Thursday, January 19th, 2017

Cooking for The Gipper

Chef recalls satisfying the tastes of the Reagans

By William Kincaid
Photo by William Kincaid/The Daily Standard

Steven Boehmfeldt, director of Isaiah 61 Christian Counseling Center and Education Services, on Wednesday afternoon discusses with St. Marys Rotarians his time working as a White House chef for former President Ronald Reagan.

ST. MARYS - An extraordinary president had very ordinary tastes in food: smoked ham on rye bread with Dijon mustard and a bowl of navy bean soup, his chef recounted.
That's the way Ronald Reagan liked it, at least when he had finished the fancy presidential dinners and functions, former White House Chef Steven Boehmfeldt, who lives in St. Marys with his wife, Ale, revealed to St. Marys Rotarians on Wednesday afternoon.
"Everywhere we went with him we had to have his favorite meal. Remember, Mr. Reagan had come from Illinois - pigs, corn, Methodists," Boehmfeldt said "And we would have to have that available for him every single place he went."
Even after visiting the Berlin Wall, Reagan would request the same meal, along with a 7-ounce glass bottle of 7-Up and "on the side a little pillow mint."
"That's what he had," Boehmfeldt said. "I don't care what state dinner he went to, I don't care who serviced him. When you got all done at the end of the night the president would like his lunch, and that's what he would have."
Boehmfeldt, a Cornell University graduate, at 21 was the youngest man to be accepted into American Culinary Federation as a certified executive chef, he said.
"Mrs. Reagan was looking for someone that she could work with who would take the White House and the legacy of the presidency and overshadow that which had taken place during Camelot," Boehmfeldt said.
She demanded state dinners that were second to none - everything had to be prepared with great detail, he noted.
Boehmfeldt also said he planned and prepared the dinner for Reagan's second inauguration.
He recalled how Nancy Reagan told him she wanted him to prepare the president something really special "that nobody ever had before."
"Now I have to tell you something. That's kind of difficult," he said. "It was Thomas Jefferson who had brought baked Alaska and many of these different types of things to the White House, so we studied all of these other presidents and what they had."

→ WHAT YOU HAVE TO DO
Please list every person named in the article about cooking for the Reagans.

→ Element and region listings
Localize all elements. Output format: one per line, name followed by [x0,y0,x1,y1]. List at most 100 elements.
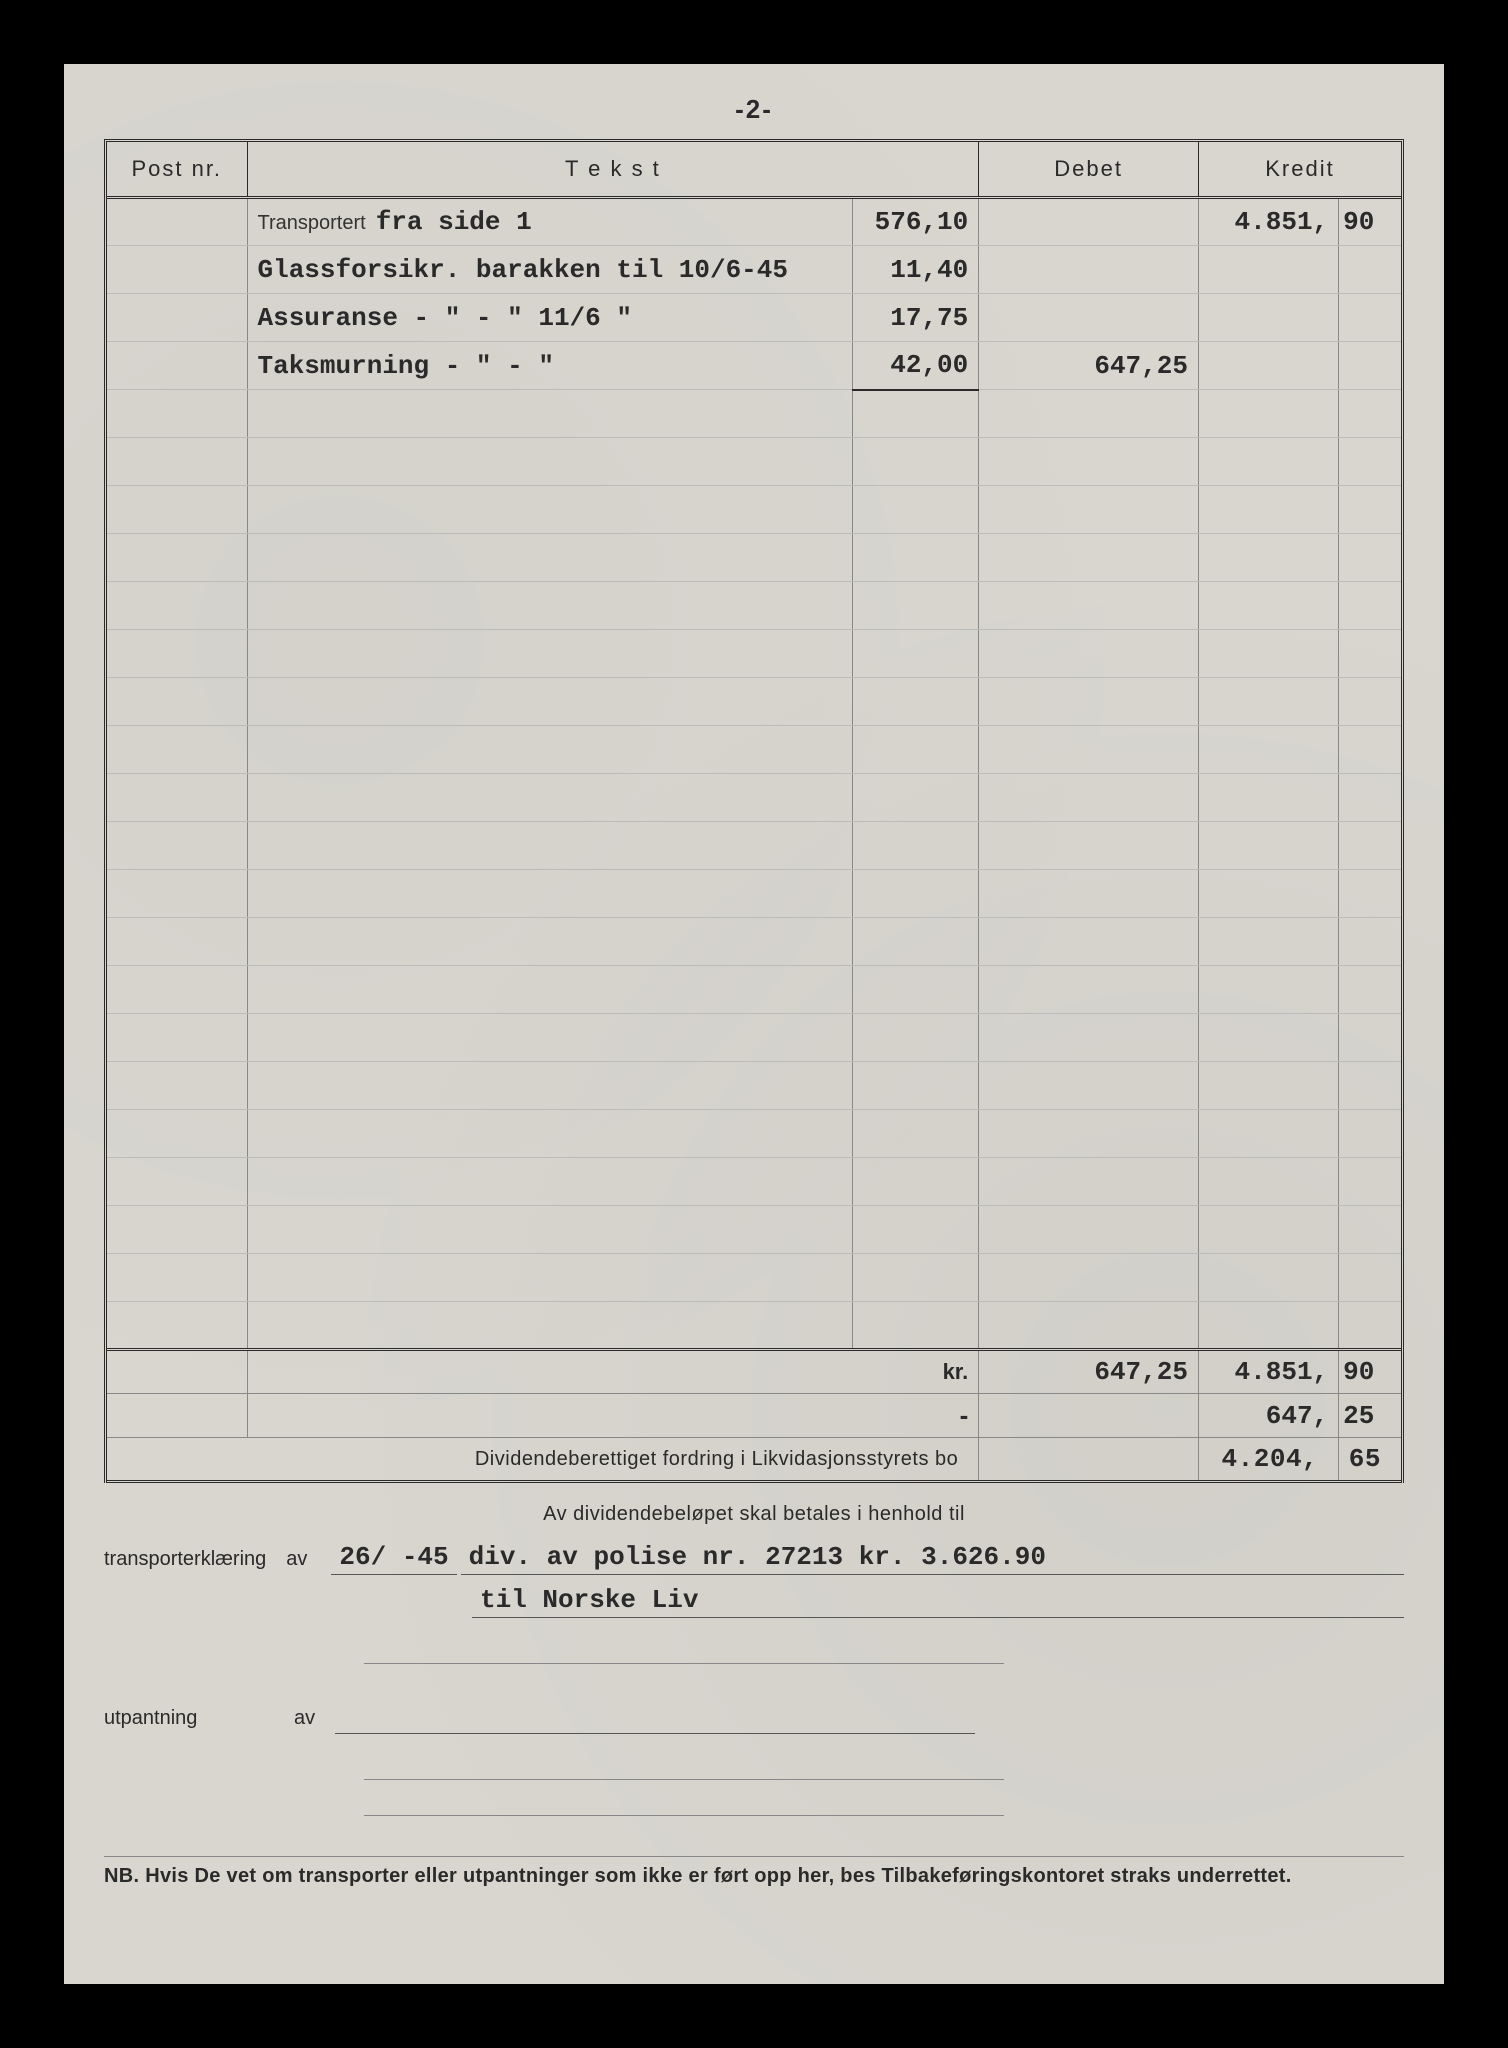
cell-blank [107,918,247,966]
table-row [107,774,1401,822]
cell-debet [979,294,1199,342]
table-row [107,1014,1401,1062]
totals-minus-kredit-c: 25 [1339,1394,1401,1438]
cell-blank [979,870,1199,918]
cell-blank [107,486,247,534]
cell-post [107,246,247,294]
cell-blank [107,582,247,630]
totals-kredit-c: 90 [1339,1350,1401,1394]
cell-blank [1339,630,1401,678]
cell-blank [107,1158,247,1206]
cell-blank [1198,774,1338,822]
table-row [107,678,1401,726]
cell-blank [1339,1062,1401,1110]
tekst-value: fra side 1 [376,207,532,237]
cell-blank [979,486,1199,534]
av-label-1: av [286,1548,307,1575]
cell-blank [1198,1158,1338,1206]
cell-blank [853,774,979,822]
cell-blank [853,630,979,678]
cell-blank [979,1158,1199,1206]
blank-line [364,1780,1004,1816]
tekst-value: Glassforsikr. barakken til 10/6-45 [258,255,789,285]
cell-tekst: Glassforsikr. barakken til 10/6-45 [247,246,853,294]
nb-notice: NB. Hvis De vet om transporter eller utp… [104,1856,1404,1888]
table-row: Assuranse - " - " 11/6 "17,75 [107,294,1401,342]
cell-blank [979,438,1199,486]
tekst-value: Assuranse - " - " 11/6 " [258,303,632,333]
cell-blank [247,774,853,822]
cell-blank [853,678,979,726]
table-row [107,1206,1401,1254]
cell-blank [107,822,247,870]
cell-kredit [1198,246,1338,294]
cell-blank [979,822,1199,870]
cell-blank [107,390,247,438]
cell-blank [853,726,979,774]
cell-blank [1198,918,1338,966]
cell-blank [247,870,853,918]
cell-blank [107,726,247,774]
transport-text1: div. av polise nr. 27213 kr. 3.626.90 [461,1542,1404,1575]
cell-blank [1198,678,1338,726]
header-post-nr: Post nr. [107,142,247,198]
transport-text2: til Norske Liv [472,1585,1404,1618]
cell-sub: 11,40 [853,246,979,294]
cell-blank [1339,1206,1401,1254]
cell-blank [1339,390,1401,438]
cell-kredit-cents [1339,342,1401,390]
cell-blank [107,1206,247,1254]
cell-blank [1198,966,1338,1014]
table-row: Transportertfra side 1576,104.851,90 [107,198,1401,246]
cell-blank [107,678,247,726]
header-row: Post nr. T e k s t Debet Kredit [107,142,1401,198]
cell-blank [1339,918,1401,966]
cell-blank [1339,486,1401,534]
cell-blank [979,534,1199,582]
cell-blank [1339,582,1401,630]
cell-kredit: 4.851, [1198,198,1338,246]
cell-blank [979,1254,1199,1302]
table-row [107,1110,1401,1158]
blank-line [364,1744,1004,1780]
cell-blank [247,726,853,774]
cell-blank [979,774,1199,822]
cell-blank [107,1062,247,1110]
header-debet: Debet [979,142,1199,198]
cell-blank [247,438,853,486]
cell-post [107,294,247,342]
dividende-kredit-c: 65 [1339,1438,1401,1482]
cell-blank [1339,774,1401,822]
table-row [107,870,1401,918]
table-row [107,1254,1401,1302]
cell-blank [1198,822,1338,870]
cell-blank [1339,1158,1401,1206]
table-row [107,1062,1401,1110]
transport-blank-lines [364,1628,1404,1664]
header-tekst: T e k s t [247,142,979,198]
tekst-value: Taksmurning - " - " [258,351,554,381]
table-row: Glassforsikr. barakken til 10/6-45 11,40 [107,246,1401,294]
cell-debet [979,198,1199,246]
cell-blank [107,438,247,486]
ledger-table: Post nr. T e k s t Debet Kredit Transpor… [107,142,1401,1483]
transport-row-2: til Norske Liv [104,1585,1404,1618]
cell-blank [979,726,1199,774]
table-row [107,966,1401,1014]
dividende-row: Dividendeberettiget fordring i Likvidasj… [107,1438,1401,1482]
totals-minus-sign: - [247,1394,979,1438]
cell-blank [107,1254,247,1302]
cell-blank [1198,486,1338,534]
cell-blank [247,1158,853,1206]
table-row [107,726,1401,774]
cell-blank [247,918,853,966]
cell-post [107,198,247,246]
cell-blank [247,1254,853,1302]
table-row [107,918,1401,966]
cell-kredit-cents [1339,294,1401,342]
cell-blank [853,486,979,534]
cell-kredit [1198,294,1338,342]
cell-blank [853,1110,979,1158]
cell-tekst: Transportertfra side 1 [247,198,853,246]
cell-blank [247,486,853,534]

→ CORRECT ANSWER
William Kincaid, Steven Boehmfeldt, Ronald Reagan, Ale, Nancy Reagan, Thomas Jefferson